WHAT YOU HAVE TO DO – Search the entries for the word "through" and pull out each line that has it.

[Dataset records]
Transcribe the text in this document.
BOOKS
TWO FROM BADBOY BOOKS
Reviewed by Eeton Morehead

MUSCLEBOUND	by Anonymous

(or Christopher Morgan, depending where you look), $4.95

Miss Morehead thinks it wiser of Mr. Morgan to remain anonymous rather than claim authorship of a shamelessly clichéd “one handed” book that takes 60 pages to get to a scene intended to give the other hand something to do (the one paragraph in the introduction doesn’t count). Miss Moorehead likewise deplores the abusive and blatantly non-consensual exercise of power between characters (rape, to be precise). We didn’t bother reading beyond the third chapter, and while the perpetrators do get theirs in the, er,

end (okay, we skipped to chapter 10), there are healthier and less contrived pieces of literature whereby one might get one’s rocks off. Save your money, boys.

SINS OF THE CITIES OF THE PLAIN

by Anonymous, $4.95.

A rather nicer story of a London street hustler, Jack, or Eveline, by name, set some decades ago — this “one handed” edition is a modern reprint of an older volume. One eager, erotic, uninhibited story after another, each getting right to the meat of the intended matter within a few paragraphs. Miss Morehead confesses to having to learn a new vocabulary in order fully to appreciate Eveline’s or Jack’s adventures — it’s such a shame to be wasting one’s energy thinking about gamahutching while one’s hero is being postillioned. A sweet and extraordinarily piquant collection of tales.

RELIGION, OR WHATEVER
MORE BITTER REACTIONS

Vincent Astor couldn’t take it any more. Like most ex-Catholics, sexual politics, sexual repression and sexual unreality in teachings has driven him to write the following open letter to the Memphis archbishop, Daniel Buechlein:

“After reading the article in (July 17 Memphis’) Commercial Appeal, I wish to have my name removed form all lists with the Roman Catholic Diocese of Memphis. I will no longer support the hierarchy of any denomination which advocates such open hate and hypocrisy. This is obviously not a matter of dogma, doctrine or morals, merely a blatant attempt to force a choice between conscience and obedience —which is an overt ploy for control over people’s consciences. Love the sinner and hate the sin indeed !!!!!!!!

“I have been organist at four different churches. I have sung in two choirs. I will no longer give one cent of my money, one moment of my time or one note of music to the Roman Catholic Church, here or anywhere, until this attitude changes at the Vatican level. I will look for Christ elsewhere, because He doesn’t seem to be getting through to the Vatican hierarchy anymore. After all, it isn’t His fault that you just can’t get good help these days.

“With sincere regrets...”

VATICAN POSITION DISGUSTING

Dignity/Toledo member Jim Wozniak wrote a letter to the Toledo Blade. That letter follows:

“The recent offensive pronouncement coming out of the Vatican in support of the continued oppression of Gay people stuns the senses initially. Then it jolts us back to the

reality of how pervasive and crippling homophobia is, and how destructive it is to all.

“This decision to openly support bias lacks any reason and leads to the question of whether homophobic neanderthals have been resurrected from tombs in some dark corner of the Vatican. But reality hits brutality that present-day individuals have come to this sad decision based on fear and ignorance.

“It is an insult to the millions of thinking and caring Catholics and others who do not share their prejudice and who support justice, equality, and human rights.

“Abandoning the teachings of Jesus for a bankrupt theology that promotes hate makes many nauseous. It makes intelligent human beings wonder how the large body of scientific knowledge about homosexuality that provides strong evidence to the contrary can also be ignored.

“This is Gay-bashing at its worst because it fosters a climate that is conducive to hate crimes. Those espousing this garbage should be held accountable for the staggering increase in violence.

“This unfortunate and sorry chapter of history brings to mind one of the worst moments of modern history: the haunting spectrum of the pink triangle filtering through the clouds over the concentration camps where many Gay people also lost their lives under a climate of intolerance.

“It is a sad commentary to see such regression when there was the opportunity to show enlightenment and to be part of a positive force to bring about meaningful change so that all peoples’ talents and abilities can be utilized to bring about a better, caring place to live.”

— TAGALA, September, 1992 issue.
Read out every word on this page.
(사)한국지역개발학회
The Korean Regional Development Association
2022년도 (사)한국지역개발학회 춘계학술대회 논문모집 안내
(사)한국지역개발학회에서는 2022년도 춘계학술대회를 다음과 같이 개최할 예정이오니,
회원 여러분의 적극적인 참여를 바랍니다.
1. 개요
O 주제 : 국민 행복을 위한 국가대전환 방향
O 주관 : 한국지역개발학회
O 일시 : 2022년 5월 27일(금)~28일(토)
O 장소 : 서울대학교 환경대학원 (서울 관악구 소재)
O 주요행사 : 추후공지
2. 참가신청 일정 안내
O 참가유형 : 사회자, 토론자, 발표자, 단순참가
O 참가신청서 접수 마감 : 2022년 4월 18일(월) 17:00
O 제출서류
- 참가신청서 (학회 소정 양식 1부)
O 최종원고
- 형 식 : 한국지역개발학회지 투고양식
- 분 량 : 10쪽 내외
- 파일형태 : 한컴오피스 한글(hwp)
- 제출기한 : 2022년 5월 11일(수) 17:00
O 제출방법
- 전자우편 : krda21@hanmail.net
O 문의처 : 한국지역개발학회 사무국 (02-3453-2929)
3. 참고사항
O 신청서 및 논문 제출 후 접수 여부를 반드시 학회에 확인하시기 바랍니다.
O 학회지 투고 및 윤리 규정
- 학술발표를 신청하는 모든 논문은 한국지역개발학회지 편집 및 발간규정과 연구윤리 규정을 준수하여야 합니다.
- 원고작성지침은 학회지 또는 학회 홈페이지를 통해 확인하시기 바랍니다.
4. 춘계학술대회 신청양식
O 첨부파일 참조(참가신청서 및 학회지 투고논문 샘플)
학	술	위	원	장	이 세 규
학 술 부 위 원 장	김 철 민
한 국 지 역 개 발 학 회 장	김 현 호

TASK SOLUTION –
“I have been organist at four different churches. I have sung in two choirs. I will no longer give one cent of my money, one moment of my time or one note of music to the Roman Catholic Church, here or anywhere, until this attitude changes at the Vatican level. I will look for Christ elsewhere, because He doesn’t seem to be getting through to the Vatican hierarchy anymore. After all, it isn’t His fault that you just can’t get good help these days.
“This unfortunate and sorry chapter of history brings to mind one of the worst moments of modern history: the haunting spectrum of the pink triangle filtering through the clouds over the concentration camps where many Gay people also lost their lives under a climate of intolerance.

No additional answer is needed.